= Task instructions =
Show all lines holding the string "Issues".

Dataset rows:
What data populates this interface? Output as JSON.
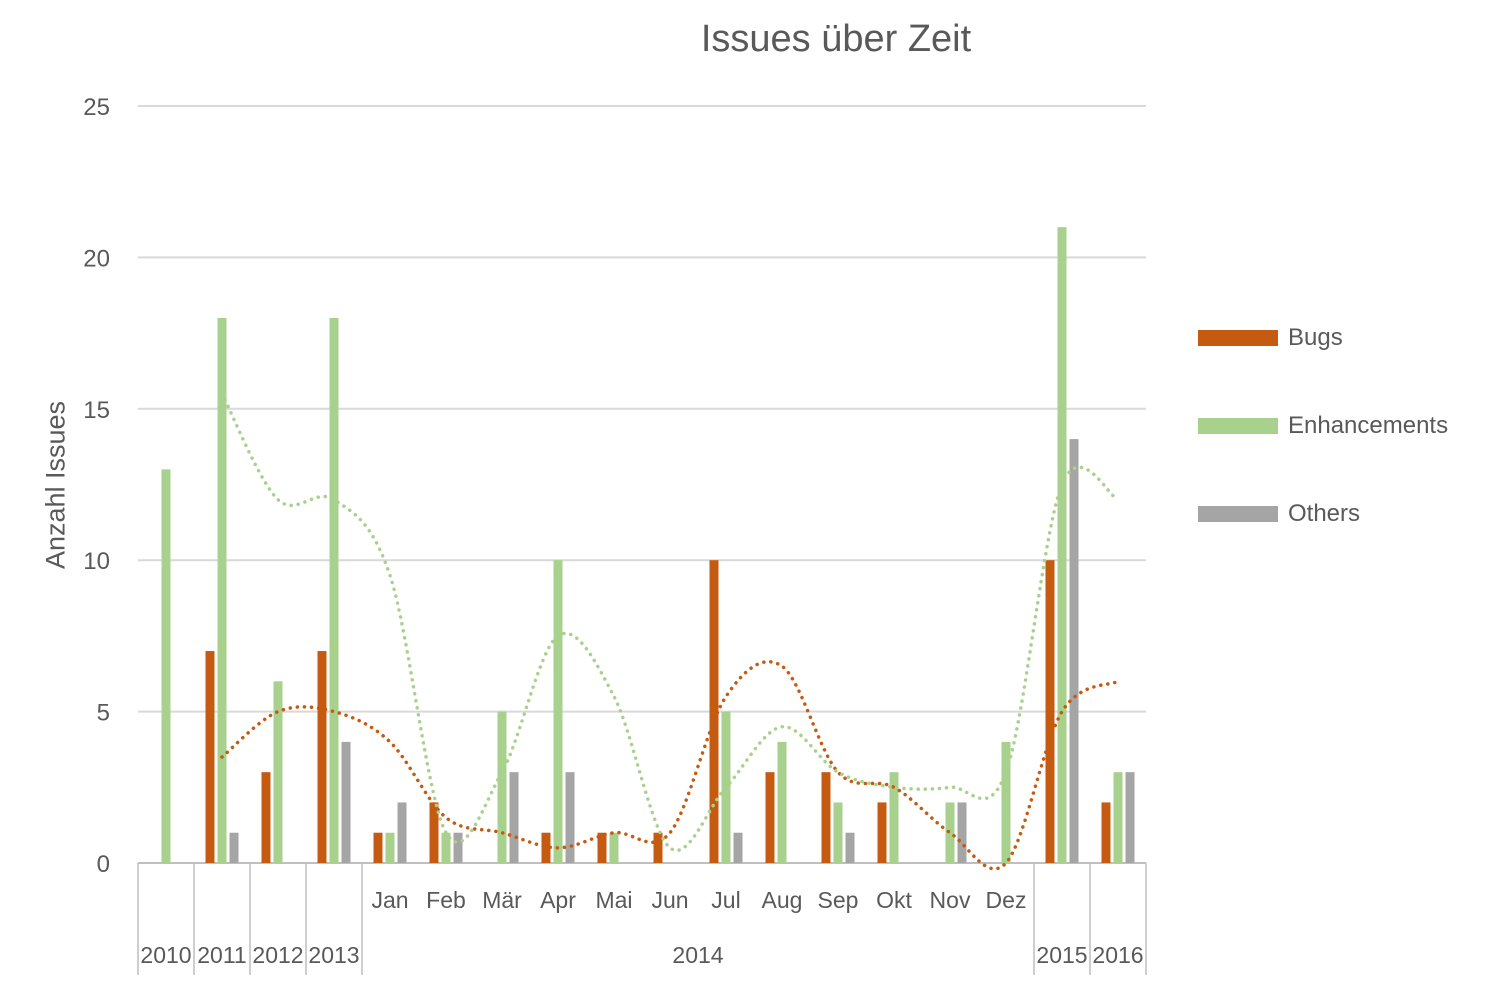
{
  "chart_data": {
    "type": "bar",
    "title": "Issues über Zeit",
    "xlabel": "",
    "ylabel": "Anzahl Issues",
    "ylim": [
      0,
      25
    ],
    "yticks": [
      0,
      5,
      10,
      15,
      20,
      25
    ],
    "grid": true,
    "legend_position": "right",
    "categories": [
      {
        "label": "",
        "group": "2010"
      },
      {
        "label": "",
        "group": "2011"
      },
      {
        "label": "",
        "group": "2012"
      },
      {
        "label": "",
        "group": "2013"
      },
      {
        "label": "Jan",
        "group": "2014"
      },
      {
        "label": "Feb",
        "group": "2014"
      },
      {
        "label": "Mär",
        "group": "2014"
      },
      {
        "label": "Apr",
        "group": "2014"
      },
      {
        "label": "Mai",
        "group": "2014"
      },
      {
        "label": "Jun",
        "group": "2014"
      },
      {
        "label": "Jul",
        "group": "2014"
      },
      {
        "label": "Aug",
        "group": "2014"
      },
      {
        "label": "Sep",
        "group": "2014"
      },
      {
        "label": "Okt",
        "group": "2014"
      },
      {
        "label": "Nov",
        "group": "2014"
      },
      {
        "label": "Dez",
        "group": "2014"
      },
      {
        "label": "",
        "group": "2015"
      },
      {
        "label": "",
        "group": "2016"
      }
    ],
    "groups": [
      "2010",
      "2011",
      "2012",
      "2013",
      "2014",
      "2015",
      "2016"
    ],
    "series": [
      {
        "name": "Bugs",
        "color": "#c55a11",
        "values": [
          0,
          7,
          3,
          7,
          1,
          2,
          0,
          1,
          1,
          1,
          10,
          3,
          3,
          2,
          0,
          0,
          10,
          2
        ]
      },
      {
        "name": "Enhancements",
        "color": "#a9d18e",
        "values": [
          13,
          18,
          6,
          18,
          1,
          1,
          5,
          10,
          1,
          0,
          5,
          4,
          2,
          3,
          2,
          4,
          21,
          3
        ]
      },
      {
        "name": "Others",
        "color": "#a5a5a5",
        "values": [
          0,
          1,
          0,
          4,
          2,
          1,
          3,
          3,
          0,
          0,
          1,
          0,
          1,
          0,
          2,
          0,
          14,
          3
        ]
      }
    ],
    "trendlines": [
      {
        "series": "Bugs",
        "type": "moving-average",
        "period": 2,
        "style": "dotted",
        "color": "#c55a11",
        "values": [
          null,
          3.5,
          5,
          5,
          4,
          1.5,
          1,
          0.5,
          1,
          1,
          5.5,
          6.5,
          3,
          2.5,
          1,
          0,
          5,
          6
        ]
      },
      {
        "series": "Enhancements",
        "type": "moving-average",
        "period": 2,
        "style": "dotted",
        "color": "#a9d18e",
        "values": [
          null,
          15.5,
          12,
          12,
          9.5,
          1,
          3,
          7.5,
          5.5,
          0.5,
          2.5,
          4.5,
          3,
          2.5,
          2.5,
          3,
          12.5,
          12
        ]
      }
    ]
  }
}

= Full answer =
    "title": "Issues über Zeit",
    "ylabel": "Anzahl Issues",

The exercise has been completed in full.